Short exercise —
What follows is a set of records, each of which is to be written out exactly.

━━━ Available records ━━━

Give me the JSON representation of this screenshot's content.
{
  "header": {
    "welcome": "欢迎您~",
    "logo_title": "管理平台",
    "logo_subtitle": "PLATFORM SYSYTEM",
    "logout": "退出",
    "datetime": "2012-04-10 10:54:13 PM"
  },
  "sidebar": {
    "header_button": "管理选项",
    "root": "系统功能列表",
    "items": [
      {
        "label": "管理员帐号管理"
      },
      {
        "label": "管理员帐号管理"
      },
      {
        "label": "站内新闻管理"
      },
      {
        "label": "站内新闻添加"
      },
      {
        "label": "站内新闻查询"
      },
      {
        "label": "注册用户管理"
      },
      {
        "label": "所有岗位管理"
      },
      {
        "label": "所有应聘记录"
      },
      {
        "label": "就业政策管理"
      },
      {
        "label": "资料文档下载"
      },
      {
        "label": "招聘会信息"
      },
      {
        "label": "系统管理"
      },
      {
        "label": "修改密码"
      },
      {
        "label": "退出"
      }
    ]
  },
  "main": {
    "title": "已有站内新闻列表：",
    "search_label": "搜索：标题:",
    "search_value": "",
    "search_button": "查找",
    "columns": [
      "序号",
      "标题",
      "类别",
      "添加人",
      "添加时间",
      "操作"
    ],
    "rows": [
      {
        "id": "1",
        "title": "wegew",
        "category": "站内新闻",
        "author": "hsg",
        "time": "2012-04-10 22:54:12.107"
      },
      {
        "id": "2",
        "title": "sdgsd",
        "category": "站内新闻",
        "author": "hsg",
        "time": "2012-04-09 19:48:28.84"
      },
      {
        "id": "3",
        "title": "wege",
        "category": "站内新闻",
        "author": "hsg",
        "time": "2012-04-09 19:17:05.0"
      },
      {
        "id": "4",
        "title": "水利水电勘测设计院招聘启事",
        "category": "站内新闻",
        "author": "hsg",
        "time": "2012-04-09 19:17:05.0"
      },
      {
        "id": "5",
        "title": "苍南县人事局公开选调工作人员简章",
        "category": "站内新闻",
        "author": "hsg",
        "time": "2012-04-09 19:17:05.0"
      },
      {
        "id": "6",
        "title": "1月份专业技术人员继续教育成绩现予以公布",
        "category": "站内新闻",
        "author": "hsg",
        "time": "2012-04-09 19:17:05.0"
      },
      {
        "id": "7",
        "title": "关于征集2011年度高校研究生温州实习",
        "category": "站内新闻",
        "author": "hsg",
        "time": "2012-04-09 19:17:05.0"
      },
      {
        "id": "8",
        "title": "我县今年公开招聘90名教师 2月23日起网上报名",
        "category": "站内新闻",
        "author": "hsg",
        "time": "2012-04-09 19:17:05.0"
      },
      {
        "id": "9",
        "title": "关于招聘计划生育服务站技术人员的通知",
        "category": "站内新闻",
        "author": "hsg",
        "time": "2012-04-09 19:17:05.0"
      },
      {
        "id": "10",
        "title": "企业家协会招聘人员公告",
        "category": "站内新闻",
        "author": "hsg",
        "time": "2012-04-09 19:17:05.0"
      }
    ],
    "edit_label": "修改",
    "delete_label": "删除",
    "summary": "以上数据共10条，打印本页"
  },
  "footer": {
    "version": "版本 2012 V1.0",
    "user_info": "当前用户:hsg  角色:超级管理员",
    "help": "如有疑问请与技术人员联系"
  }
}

━━━

Solution to the problem —
Give me the JSON representation of this screenshot's content.
{
  "header": {
    "welcome": "欢迎您~",
    "logo_title": "管理平台",
    "logo_subtitle": "PLATFORM SYSYTEM",
    "logout": "退出",
    "datetime": "2012-04-10 10:54:13 PM"
  },
  "sidebar": {
    "header_button": "管理选项",
    "root": "系统功能列表",
    "items": [
      {
        "label": "管理员帐号管理"
      },
      {
        "label": "管理员帐号管理"
      },
      {
        "label": "站内新闻管理"
      },
      {
        "label": "站内新闻添加"
      },
      {
        "label": "站内新闻查询"
      },
      {
        "label": "注册用户管理"
      },
      {
        "label": "所有岗位管理"
      },
      {
        "label": "所有应聘记录"
      },
      {
        "label": "就业政策管理"
      },
      {
        "label": "资料文档下载"
      },
      {
        "label": "招聘会信息"
      },
      {
        "label": "系统管理"
      },
      {
        "label": "修改密码"
      },
      {
        "label": "退出"
      }
    ]
  },
  "main": {
    "title": "已有站内新闻列表：",
    "search_label": "搜索：标题:",
    "search_value": "",
    "search_button": "查找",
    "columns": [
      "序号",
      "标题",
      "类别",
      "添加人",
      "添加时间",
      "操作"
    ],
    "rows": [
      {
        "id": "1",
        "title": "wegew",
        "category": "站内新闻",
        "author": "hsg",
        "time": "2012-04-10 22:54:12.107"
      },
      {
        "id": "2",
        "title": "sdgsd",
        "category": "站内新闻",
        "author": "hsg",
        "time": "2012-04-09 19:48:28.84"
      },
      {
        "id": "3",
        "title": "wege",
        "category": "站内新闻",
        "author": "hsg",
        "time": "2012-04-09 19:17:05.0"
      },
      {
        "id": "4",
        "title": "水利水电勘测设计院招聘启事",
        "category": "站内新闻",
        "author": "hsg",
        "time": "2012-04-09 19:17:05.0"
      },
      {
        "id": "5",
        "title": "苍南县人事局公开选调工作人员简章",
        "category": "站内新闻",
        "author": "hsg",
        "time": "2012-04-09 19:17:05.0"
      },
      {
        "id": "6",
        "title": "1月份专业技术人员继续教育成绩现予以公布",
        "category": "站内新闻",
        "author": "hsg",
        "time": "2012-04-09 19:17:05.0"
      },
      {
        "id": "7",
        "title": "关于征集2011年度高校研究生温州实习",
        "category": "站内新闻",
        "author": "hsg",
        "time": "2012-04-09 19:17:05.0"
      },
      {
        "id": "8",
        "title": "我县今年公开招聘90名教师 2月23日起网上报名",
        "category": "站内新闻",
        "author": "hsg",
        "time": "2012-04-09 19:17:05.0"
      },
      {
        "id": "9",
        "title": "关于招聘计划生育服务站技术人员的通知",
        "category": "站内新闻",
        "author": "hsg",
        "time": "2012-04-09 19:17:05.0"
      },
      {
        "id": "10",
        "title": "企业家协会招聘人员公告",
        "category": "站内新闻",
        "author": "hsg",
        "time": "2012-04-09 19:17:05.0"
      }
    ],
    "edit_label": "修改",
    "delete_label": "删除",
    "summary": "以上数据共10条，打印本页"
  },
  "footer": {
    "version": "版本 2012 V1.0",
    "user_info": "当前用户:hsg  角色:超级管理员",
    "help": "如有疑问请与技术人员联系"
  }
}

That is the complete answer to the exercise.